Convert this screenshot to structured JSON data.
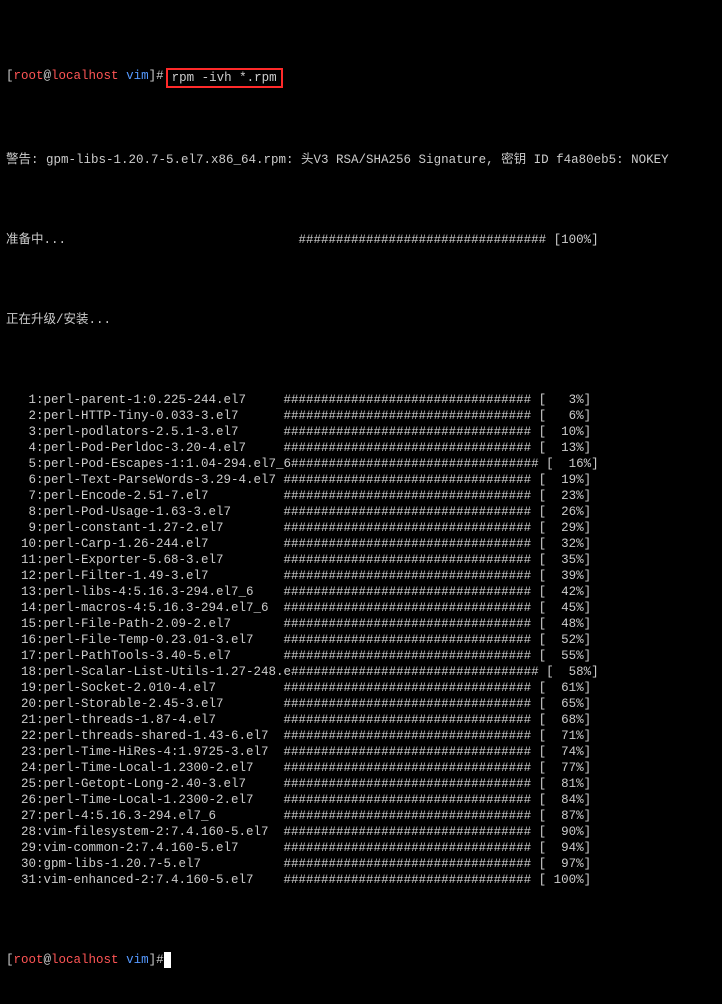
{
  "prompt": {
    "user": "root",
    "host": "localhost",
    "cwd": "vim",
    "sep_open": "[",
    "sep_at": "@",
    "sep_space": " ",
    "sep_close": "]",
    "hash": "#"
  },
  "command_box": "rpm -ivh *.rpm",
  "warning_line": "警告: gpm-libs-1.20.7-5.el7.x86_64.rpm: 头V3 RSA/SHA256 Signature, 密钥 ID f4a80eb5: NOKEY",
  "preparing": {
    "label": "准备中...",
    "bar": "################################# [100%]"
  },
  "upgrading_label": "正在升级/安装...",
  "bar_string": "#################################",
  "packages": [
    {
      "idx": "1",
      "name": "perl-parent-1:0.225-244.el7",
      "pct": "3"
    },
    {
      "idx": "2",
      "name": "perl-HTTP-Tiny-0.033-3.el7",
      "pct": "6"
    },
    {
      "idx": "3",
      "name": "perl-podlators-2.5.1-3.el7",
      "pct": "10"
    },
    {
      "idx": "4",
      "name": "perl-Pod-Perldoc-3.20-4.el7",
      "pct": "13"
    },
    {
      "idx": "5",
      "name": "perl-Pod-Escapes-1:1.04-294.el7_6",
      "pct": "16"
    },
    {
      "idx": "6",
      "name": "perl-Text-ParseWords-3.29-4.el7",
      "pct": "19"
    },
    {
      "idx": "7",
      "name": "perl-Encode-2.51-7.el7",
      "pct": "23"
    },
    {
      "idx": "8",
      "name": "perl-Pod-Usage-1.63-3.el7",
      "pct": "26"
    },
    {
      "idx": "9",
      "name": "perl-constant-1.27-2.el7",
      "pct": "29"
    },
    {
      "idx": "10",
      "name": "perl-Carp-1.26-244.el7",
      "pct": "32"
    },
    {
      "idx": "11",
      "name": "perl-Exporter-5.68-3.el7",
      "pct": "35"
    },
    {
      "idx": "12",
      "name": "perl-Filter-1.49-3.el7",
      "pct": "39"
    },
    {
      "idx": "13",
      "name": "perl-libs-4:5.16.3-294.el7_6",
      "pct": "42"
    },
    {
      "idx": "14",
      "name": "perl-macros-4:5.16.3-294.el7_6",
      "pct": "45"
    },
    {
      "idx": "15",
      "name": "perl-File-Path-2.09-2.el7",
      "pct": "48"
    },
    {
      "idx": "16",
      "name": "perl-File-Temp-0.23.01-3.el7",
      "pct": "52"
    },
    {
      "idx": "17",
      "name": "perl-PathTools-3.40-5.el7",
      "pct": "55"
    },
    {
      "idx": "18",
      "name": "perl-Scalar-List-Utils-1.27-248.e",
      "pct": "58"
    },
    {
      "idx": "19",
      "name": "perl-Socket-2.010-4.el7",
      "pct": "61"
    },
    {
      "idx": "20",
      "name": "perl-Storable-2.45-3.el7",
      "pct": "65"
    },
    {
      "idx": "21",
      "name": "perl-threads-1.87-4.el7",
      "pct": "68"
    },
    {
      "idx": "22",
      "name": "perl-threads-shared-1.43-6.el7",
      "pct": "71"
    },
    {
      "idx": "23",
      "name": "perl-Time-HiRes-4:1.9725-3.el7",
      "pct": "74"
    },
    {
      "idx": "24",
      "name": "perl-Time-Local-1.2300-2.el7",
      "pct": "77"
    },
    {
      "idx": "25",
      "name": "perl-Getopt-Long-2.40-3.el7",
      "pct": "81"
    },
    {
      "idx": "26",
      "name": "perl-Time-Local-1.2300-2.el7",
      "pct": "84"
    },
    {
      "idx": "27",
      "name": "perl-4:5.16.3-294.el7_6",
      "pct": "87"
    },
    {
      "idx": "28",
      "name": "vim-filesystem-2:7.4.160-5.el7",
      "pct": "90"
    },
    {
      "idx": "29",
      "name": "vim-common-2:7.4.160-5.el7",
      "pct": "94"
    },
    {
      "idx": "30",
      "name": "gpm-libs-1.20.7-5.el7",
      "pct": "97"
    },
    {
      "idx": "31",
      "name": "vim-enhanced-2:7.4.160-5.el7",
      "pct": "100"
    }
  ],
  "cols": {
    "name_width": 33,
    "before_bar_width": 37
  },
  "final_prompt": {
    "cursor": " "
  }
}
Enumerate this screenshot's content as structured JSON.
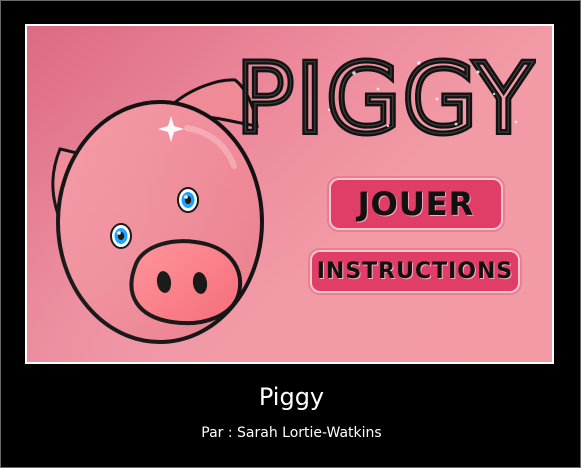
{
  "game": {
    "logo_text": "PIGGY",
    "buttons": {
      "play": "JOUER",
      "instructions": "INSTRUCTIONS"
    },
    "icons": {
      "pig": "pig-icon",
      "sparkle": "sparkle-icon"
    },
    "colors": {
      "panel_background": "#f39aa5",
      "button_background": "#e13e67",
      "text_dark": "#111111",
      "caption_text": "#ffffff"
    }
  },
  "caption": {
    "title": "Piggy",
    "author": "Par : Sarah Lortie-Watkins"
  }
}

◇ ◇ ◇

Given instruction =
Find the word "screenshot" in the material, then list each line that holds it.

Reply =
Convert this screenshot to structured JSON data.
Enumerate this screenshot's content as structured JSON.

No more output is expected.